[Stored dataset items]
▼
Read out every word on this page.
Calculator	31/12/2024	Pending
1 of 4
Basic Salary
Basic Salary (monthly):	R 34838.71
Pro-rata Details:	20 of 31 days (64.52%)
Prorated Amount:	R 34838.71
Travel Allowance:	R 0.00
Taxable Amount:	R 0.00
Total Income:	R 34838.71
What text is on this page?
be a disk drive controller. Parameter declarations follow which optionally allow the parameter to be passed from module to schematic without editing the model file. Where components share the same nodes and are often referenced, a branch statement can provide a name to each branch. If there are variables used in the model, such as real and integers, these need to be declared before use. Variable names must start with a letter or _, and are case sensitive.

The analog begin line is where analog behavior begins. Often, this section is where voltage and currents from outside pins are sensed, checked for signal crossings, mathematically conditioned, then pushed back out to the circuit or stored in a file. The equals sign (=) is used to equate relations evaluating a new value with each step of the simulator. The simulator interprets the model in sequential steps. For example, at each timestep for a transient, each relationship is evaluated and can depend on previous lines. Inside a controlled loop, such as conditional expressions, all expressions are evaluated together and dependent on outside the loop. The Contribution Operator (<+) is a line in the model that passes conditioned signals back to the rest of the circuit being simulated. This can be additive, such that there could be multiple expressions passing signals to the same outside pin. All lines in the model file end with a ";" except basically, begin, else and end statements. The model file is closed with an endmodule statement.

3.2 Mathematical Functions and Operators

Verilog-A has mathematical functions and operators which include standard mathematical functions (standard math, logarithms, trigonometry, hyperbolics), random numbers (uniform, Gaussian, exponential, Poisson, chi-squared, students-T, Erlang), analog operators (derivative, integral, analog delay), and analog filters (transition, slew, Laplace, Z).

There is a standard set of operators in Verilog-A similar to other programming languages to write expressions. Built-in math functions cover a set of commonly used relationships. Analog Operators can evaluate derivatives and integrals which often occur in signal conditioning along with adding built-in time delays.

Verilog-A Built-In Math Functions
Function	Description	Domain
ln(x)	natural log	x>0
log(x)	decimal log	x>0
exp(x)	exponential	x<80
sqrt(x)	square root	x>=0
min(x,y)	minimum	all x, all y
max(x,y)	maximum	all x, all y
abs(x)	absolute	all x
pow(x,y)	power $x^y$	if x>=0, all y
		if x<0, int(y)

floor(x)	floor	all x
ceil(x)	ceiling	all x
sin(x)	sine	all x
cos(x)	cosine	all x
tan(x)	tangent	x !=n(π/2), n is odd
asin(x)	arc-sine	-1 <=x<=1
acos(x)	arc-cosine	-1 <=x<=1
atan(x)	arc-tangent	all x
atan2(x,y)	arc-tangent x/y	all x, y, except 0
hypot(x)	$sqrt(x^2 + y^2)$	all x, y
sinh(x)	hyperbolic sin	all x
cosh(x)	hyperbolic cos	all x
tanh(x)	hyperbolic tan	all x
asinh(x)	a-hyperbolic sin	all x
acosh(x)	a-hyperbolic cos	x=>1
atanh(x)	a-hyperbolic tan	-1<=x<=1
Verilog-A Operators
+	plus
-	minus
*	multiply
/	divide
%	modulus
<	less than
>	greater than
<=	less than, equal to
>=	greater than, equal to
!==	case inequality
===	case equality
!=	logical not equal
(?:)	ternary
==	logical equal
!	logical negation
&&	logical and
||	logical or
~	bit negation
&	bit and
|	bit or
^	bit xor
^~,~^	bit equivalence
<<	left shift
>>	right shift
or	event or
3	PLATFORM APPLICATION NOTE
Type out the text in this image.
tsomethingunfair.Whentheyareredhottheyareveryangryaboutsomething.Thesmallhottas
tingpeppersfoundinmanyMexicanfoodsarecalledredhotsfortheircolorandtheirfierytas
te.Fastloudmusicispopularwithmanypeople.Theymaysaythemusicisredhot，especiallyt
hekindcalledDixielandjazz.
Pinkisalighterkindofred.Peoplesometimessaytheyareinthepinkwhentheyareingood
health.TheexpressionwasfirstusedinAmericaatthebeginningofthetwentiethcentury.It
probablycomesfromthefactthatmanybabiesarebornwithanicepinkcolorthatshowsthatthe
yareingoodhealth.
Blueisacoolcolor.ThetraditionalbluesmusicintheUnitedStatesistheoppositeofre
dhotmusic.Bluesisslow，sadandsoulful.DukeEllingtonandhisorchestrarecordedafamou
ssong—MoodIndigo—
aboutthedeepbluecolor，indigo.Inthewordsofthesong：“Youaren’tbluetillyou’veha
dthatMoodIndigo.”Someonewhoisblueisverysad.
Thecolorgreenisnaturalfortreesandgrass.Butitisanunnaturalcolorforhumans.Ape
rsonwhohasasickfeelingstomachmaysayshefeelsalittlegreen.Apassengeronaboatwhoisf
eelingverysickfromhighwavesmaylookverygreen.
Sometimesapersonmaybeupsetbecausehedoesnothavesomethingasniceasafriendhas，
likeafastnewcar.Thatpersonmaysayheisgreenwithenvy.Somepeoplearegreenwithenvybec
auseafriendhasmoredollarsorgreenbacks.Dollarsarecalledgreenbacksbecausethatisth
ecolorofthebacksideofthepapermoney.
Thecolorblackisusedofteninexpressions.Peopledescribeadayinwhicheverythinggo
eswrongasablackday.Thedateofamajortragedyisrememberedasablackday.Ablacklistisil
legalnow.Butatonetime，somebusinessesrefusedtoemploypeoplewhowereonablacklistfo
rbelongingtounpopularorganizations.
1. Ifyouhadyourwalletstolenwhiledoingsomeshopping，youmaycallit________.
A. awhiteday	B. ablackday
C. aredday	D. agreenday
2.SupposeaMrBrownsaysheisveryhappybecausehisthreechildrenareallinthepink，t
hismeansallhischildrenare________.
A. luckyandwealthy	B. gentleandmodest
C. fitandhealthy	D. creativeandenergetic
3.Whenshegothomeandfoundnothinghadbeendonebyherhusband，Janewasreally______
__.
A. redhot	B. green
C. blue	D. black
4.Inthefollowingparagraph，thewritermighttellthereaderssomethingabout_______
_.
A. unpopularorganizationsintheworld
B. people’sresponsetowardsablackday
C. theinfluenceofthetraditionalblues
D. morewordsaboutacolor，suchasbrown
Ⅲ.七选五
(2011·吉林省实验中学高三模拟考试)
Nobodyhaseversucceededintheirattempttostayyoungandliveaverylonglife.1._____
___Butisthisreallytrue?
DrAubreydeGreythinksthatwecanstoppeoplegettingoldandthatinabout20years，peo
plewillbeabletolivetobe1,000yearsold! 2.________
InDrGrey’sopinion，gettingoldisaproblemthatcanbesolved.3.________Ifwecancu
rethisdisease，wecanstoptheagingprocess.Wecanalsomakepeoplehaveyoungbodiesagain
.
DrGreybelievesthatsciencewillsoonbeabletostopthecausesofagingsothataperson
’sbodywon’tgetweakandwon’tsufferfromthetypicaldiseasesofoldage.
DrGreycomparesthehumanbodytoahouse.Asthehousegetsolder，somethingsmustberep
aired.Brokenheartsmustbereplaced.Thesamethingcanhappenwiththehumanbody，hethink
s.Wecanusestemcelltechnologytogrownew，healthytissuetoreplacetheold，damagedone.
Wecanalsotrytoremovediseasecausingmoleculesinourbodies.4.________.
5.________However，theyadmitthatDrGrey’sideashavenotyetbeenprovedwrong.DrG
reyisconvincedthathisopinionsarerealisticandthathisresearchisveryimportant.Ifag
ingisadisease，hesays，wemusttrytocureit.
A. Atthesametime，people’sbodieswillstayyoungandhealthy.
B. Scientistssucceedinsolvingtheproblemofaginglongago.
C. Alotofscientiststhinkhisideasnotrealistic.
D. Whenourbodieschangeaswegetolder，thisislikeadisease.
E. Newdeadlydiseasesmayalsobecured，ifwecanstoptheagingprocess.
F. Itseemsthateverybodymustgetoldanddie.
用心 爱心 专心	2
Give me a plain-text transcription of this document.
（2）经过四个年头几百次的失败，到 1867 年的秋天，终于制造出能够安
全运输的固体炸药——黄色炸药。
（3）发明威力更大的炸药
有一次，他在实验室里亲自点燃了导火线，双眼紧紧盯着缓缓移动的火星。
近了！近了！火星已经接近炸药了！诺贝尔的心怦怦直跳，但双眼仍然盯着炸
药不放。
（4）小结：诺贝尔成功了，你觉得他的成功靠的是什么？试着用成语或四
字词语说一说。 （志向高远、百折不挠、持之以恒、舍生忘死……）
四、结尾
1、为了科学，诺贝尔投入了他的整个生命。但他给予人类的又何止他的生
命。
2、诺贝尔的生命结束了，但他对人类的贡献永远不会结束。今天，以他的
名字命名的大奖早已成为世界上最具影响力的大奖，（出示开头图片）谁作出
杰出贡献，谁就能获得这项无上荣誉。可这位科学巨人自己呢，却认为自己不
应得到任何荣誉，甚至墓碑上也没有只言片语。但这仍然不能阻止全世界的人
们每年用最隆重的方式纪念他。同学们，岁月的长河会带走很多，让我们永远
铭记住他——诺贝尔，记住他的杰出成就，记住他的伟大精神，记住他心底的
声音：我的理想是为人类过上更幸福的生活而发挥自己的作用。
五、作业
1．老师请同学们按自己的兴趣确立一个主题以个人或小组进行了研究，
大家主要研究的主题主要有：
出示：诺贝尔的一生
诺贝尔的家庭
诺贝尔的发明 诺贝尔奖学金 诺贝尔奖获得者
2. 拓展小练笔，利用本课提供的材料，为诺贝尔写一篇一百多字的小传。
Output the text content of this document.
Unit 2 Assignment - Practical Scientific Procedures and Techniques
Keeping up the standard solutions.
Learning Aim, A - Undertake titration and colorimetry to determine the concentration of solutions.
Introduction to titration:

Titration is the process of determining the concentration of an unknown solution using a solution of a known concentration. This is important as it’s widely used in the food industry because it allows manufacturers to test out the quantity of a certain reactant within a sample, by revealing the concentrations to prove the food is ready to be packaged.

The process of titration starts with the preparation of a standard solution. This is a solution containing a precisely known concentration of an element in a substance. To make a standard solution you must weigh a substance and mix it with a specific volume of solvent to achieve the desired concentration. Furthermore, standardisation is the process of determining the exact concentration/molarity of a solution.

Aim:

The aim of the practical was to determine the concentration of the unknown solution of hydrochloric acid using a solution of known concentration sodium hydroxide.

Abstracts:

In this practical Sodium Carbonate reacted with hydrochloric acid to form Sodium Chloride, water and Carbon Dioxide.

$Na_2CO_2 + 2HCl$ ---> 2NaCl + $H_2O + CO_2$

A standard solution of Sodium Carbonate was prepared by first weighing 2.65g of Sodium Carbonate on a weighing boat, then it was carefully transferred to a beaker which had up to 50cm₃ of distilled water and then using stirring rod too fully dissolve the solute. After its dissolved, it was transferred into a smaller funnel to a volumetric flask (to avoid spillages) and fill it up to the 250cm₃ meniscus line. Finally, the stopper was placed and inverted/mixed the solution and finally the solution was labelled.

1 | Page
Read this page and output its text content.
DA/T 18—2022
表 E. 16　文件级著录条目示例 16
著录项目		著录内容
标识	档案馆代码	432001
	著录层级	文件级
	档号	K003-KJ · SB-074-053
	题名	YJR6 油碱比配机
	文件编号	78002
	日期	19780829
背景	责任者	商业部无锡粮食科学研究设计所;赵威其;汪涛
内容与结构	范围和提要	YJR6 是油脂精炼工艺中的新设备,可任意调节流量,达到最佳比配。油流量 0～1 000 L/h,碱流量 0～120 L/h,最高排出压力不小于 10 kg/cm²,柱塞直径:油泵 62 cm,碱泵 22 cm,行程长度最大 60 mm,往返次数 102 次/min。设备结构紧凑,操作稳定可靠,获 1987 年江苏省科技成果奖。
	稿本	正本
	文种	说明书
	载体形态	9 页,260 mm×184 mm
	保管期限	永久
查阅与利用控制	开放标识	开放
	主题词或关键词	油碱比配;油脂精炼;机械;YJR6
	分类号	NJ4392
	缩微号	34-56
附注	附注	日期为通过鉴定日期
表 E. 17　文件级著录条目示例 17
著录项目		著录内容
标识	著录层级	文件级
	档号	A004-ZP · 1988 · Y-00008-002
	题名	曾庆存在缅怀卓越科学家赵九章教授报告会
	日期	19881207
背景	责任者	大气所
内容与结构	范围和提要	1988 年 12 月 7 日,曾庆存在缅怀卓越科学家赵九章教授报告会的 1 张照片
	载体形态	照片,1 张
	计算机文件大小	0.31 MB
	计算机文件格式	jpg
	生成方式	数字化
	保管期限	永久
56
▲
◆ Objective
Extract each line holding the string "unknown".

◆ Solved exercise
Titration is the process of determining the concentration of an unknown solution using a solution of a known concentration. This is important as it’s widely used in the food industry because it allows manufacturers to test out the quantity of a certain reactant within a sample, by revealing the concentrations to prove the food is ready to be packaged.
The aim of the practical was to determine the concentration of the unknown solution of hydrochloric acid using a solution of known concentration sodium hydroxide.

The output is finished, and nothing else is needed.